§ **WORK REQUIRED**: Write out the full listing exactly as given, minus the images.

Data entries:
* begin *
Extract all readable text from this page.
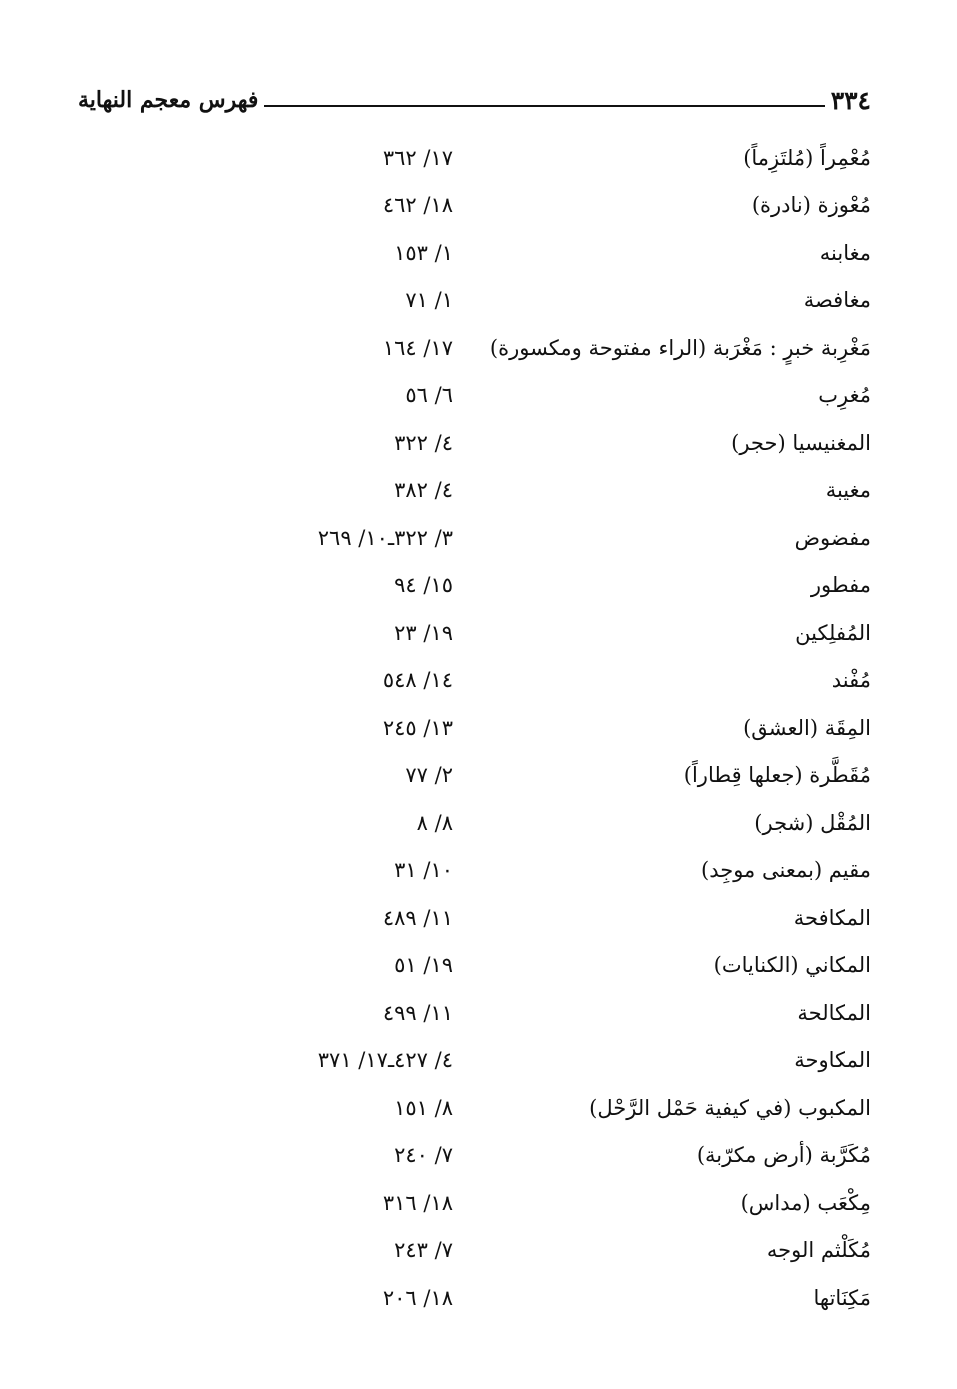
٣٣٤
فهرس معجم النهاية
مُعْمِراً (مُلتَزِماً)
١٧/ ٣٦٢
مُعْوزة (نادرة)
١٨/ ٤٦٢
مغابنه
١/ ١٥٣
مغافصة
١/ ٧١
مَغْرِبة خبرٍ : مَغْرَبة (الراء مفتوحة ومكسورة)
١٧/ ١٦٤
مُغرِب
٦/ ٥٦
المغنيسيا (حجر)
٤/ ٣٢٢
مغيبة
٤/ ٣٨٢
مفضوض
٣/ ٣٢٢ـ١٠/ ٢٦٩
مفطور
١٥/ ٩٤
المُفلِكين
١٩/ ٢٣
مُفْند
١٤/ ٥٤٨
المِقَة (العشق)
١٣/ ٢٤٥
مُقَطَّرة (جعلها قِطاراً)
٢/ ٧٧
المُقْل (شجر)
٨/ ٨
مقيم (بمعنى موجِد)
١٠/ ٣١
المكافحة
١١/ ٤٨٩
المكاني (الكنايات)
١٩/ ٥١
المكالحة
١١/ ٤٩٩
المكاوحة
٤/ ٤٢٧ـ١٧/ ٣٧١
المكبوب (في كيفية حَمْل الرَّحْل)
٨/ ١٥١
مُكَرَّبة (أرض مكرّبة)
٧/ ٢٤٠
مِكْعَب (مداس)
١٨/ ٣١٦
مُكَلْثم الوجه
٧/ ٢٤٣
مَكِنَاتها
١٨/ ٢٠٦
* end *
§ **THE SOLUTION**:
Extract all readable text from this page.
٣٣٤
فهرس معجم النهاية
مُعْمِراً (مُلتَزِماً)
١٧/ ٣٦٢
مُعْوزة (نادرة)
١٨/ ٤٦٢
مغابنه
١/ ١٥٣
مغافصة
١/ ٧١
مَغْرِبة خبرٍ : مَغْرَبة (الراء مفتوحة ومكسورة)
١٧/ ١٦٤
مُغرِب
٦/ ٥٦
المغنيسيا (حجر)
٤/ ٣٢٢
مغيبة
٤/ ٣٨٢
مفضوض
٣/ ٣٢٢ـ١٠/ ٢٦٩
مفطور
١٥/ ٩٤
المُفلِكين
١٩/ ٢٣
مُفْند
١٤/ ٥٤٨
المِقَة (العشق)
١٣/ ٢٤٥
مُقَطَّرة (جعلها قِطاراً)
٢/ ٧٧
المُقْل (شجر)
٨/ ٨
مقيم (بمعنى موجِد)
١٠/ ٣١
المكافحة
١١/ ٤٨٩
المكاني (الكنايات)
١٩/ ٥١
المكالحة
١١/ ٤٩٩
المكاوحة
٤/ ٤٢٧ـ١٧/ ٣٧١
المكبوب (في كيفية حَمْل الرَّحْل)
٨/ ١٥١
مُكَرَّبة (أرض مكرّبة)
٧/ ٢٤٠
مِكْعَب (مداس)
١٨/ ٣١٦
مُكَلْثم الوجه
٧/ ٢٤٣
مَكِنَاتها
١٨/ ٢٠٦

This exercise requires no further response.